• Problems to solve
1 – Reproduce everything in the Campylobacter passage from "Although stool culture" down to "with better accuracy.", switching "gold standard" to "reference standard".
2 – According to the Campylobacter passage, what are all the sources of false negative results in stool culture?
+++ Supplied text +++
Although stool culture for Campylobacter is imprecise, it is still considered the gold standard for identification. Methods to determine the limit of detection and survival in transport media of C. jejuni in human stool are described and compared with a new immunoassay with better accuracy.
A culture from human stool for diagnosis of Campylobacter-based intestinal illness takes several days, a wait that taxes the fortitude of the physician and the patient. A culture is also prone to false negative results from random loss of viability during specimen handling, overgrowth of other fecal flora, and poor growth of several pathogenic Campylobacter species on traditional media. These problems can confound clinical decisions on patient treatment and have limited the field from answering fundamental questions on Campylobacter growth and infections. We describe a procedure that estimates the lower limit of bacterial numbers that can be detected by a culture and a method for quantifying survival of C. jejuni in media used for transport of this fragile organism. Knowing this information, it becomes possible to set clinically relevant detection thresholds for diagnostic tests and address unstudied issues of whether non-symptomatic colonization is prevalent, if co-infection with other enteric pathogens is common, or if bacterial load correlates with symptoms or serious sequelae. The study also included testing of 1,552 prospectively collected patient diarrheal fecal specimens that were initially classified by conventional culture and further tested by a new enzyme immunoassay. Positive and discrepant specimens were then screened by four molecular methods to assign true-positive or true-negative status. The 5 non-culture methods showed complete agreement on all 48 positive and discrepant specimens, while the culture mis-identified 14 (28%). The specimens that were incorrectly identified by culture included 13 false negative and 1 false positive sample. This basic protocol can be used with multiple Campylobacter spp. and will allow the numbers of Campylobacter bacteria that produce symptoms of gastroenteritis in humans to be determined and for prevalence rates to be updated.
The United States Centers for Disease Control (CDC) recently published that the Foodborne Diseases Active Surveillance Network (FoodNet) surveillance program reported 9,723 cases of laboratory-diagnosed Campylobacter infections in 20181. This represents a 12% increase in Campylobacter case reports over 2015−20171. Worldwide, Campylobacter spp. are among the most common bacterial intestinal infections2. Nevertheless, the numbers of Campylobacter-based intestinal illnesses that occur each year are suspected to be underreported3. This underestimation is predictable because most patients can recover with only moderate discomfort and no medical treatment. However, for patients with more severe symptoms or who are at higher risk for serious disease, and who then seek medical care, stool culture is the most common method for assessing whether Campylobacter is the pathogen that is causing their distress4.
+++ Listed entries +++
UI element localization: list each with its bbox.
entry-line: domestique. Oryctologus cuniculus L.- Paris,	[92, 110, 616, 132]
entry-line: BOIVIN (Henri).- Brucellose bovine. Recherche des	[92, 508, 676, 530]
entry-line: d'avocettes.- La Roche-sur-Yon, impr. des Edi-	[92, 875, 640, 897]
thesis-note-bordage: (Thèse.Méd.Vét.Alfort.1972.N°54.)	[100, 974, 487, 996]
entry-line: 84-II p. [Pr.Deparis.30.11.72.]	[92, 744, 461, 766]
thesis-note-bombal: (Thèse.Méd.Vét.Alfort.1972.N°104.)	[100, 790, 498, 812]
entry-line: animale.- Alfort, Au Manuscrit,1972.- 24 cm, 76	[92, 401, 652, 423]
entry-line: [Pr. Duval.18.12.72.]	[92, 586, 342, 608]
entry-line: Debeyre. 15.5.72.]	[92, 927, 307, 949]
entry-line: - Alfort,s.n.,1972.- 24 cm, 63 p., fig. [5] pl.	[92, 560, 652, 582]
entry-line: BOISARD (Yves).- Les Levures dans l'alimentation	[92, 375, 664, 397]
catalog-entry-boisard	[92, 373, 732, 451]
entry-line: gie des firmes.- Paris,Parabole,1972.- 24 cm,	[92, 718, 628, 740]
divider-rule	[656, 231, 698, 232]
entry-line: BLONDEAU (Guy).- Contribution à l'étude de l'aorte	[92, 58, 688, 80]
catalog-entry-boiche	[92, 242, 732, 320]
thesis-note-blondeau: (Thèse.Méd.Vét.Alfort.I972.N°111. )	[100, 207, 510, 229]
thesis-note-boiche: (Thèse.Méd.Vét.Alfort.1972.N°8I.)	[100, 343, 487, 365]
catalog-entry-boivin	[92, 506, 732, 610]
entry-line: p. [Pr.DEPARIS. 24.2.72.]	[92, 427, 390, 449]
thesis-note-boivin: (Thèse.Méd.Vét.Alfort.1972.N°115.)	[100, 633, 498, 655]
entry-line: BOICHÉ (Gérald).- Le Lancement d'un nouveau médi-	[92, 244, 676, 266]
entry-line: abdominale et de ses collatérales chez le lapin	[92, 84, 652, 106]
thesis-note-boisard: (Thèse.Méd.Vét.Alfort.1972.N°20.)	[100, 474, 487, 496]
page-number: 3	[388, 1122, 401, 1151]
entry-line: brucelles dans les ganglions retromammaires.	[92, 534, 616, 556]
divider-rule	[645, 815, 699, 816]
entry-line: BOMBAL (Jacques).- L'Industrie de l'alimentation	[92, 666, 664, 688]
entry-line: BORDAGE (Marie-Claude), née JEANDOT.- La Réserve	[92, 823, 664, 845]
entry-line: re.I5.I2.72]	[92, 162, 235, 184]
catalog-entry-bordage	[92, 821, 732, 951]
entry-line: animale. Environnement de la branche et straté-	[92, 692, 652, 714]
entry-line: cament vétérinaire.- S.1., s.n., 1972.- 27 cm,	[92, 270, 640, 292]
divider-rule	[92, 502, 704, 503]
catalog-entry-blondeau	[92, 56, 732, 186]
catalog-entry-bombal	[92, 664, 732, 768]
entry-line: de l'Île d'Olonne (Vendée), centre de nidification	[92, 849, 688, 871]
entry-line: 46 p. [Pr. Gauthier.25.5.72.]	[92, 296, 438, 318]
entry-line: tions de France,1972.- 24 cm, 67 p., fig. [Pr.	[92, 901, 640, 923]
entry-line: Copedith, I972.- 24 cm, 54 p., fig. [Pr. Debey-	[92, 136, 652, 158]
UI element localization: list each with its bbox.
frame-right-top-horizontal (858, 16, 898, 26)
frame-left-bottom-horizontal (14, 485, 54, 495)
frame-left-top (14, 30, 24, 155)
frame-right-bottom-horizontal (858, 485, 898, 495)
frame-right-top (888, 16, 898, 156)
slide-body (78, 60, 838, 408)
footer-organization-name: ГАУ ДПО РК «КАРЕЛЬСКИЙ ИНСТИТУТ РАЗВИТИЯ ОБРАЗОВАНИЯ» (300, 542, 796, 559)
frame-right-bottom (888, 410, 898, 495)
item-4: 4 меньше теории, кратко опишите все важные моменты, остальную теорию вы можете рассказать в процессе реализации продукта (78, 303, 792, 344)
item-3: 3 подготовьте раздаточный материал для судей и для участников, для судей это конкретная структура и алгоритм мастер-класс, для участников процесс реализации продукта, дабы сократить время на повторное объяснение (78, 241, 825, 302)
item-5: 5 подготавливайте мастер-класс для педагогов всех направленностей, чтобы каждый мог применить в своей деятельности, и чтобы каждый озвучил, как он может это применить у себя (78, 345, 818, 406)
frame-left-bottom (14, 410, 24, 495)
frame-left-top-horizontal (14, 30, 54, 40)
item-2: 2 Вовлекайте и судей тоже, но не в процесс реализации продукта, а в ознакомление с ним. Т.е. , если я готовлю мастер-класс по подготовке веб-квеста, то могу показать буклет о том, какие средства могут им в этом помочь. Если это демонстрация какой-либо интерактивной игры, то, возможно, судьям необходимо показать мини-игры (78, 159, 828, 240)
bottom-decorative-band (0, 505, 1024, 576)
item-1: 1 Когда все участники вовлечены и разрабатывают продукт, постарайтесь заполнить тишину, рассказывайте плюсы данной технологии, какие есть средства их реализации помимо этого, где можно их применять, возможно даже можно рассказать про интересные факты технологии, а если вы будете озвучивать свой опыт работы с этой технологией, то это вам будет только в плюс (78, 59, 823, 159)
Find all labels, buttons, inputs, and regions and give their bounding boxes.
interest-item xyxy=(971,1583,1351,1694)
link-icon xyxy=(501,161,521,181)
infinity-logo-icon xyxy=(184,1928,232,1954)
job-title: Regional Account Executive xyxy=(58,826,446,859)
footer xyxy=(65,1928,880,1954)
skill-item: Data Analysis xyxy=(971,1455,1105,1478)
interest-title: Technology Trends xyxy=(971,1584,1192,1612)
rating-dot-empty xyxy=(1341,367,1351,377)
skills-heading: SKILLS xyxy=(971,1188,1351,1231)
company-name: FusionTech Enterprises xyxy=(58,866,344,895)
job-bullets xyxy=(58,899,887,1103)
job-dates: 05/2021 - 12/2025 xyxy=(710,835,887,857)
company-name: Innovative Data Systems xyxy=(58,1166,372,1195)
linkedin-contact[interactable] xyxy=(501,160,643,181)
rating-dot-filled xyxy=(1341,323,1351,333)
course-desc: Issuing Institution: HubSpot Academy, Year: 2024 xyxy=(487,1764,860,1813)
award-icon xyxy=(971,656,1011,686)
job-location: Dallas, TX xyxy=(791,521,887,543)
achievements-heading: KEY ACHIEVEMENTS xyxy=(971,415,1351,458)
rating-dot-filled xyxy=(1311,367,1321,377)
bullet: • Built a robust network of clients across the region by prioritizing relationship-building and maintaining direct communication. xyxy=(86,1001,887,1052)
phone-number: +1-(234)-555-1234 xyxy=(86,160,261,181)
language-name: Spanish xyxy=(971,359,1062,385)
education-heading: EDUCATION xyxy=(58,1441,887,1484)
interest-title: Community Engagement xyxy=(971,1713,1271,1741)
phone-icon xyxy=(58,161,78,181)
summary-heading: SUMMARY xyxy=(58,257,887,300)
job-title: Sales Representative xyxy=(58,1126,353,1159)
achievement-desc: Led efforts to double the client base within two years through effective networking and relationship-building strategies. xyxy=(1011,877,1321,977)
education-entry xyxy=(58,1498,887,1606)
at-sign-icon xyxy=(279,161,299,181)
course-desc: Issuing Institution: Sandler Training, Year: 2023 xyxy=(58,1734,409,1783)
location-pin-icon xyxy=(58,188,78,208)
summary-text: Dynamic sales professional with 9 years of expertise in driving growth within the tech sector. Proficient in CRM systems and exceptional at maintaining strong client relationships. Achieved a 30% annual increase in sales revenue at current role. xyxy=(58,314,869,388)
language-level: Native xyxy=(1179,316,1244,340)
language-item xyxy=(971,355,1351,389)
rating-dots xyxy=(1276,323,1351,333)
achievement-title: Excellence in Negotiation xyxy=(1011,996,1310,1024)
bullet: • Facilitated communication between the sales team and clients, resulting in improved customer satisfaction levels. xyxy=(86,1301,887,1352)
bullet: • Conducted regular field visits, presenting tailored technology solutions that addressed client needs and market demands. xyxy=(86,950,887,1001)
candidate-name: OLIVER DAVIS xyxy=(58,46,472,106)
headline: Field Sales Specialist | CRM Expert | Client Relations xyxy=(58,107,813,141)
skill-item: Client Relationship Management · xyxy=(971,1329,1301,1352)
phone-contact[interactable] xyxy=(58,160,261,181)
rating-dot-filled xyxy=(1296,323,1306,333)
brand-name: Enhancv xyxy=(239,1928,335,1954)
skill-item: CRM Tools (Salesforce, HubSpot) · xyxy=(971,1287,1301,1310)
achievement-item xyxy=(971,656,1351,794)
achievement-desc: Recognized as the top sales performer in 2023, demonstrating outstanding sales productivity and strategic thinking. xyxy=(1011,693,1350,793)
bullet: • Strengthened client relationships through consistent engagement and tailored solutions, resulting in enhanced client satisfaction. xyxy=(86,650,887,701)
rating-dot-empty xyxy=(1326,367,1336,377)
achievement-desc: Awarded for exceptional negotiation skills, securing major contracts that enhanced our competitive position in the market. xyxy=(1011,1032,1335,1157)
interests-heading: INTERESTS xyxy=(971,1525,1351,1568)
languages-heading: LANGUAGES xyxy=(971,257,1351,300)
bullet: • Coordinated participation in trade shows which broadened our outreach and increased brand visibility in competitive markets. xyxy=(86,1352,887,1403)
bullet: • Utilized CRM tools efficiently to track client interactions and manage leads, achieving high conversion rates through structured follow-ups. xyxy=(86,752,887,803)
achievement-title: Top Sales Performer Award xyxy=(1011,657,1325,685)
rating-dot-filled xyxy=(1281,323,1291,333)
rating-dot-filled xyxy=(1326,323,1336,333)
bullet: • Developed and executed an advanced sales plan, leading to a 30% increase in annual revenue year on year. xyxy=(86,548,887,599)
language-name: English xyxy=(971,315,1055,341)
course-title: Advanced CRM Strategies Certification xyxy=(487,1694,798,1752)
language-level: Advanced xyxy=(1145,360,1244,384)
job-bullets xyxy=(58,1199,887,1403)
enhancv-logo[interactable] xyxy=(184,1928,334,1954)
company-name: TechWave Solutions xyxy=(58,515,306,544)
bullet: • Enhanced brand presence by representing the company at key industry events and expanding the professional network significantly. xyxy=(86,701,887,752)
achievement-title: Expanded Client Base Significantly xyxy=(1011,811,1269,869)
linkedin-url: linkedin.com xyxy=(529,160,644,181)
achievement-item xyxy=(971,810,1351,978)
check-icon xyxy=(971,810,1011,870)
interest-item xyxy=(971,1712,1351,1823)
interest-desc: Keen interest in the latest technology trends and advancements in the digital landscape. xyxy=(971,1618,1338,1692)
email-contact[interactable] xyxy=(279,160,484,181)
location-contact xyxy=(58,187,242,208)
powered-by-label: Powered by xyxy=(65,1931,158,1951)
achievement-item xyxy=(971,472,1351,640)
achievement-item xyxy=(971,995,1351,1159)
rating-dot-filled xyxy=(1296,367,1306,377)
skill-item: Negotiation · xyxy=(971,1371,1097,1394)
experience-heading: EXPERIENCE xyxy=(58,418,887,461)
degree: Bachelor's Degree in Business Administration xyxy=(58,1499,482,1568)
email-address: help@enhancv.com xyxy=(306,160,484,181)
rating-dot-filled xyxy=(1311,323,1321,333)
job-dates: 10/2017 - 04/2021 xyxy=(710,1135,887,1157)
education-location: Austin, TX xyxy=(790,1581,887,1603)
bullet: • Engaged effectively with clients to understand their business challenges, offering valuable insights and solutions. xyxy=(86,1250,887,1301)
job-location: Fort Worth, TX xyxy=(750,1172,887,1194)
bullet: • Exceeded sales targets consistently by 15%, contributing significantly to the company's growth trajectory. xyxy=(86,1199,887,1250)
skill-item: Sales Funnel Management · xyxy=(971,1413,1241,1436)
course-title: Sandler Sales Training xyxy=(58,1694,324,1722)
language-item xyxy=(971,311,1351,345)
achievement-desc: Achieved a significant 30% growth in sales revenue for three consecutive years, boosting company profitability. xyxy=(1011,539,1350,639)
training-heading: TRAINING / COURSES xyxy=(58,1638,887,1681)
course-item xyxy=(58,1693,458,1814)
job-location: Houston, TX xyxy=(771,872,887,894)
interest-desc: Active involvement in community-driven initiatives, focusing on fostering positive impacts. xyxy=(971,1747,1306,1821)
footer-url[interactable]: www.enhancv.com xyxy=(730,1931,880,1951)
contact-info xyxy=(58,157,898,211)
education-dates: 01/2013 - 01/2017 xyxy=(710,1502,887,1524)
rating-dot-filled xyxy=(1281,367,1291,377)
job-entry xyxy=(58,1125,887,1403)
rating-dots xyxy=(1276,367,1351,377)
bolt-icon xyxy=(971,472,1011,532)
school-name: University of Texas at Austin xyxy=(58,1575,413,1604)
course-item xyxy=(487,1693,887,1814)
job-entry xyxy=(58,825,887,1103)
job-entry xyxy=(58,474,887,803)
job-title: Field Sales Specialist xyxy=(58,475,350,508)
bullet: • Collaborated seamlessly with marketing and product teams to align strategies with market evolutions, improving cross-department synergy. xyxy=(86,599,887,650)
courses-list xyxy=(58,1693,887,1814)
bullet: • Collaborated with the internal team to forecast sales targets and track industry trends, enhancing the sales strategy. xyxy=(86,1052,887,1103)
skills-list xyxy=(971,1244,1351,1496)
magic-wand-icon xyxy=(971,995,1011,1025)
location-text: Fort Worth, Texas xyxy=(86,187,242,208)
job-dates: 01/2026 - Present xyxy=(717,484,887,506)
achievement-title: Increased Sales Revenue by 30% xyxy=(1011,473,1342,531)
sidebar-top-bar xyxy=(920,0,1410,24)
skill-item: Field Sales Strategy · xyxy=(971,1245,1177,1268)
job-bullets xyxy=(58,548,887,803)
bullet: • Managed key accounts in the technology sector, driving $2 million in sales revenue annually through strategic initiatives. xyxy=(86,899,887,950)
+++
• Responses by item number
1 –
Although stool culture for Campylobacter is imprecise, it is still considered the reference standard for identification. Methods to determine the limit of detection and survival in transport media of C. jejuni in human stool are described and compared with a new immunoassay with better accuracy.

2 –
- Random loss of viability during specimen handling
- Overgrowth of other fecal flora
- Poor growth of several pathogenic Campylobacter species on traditional media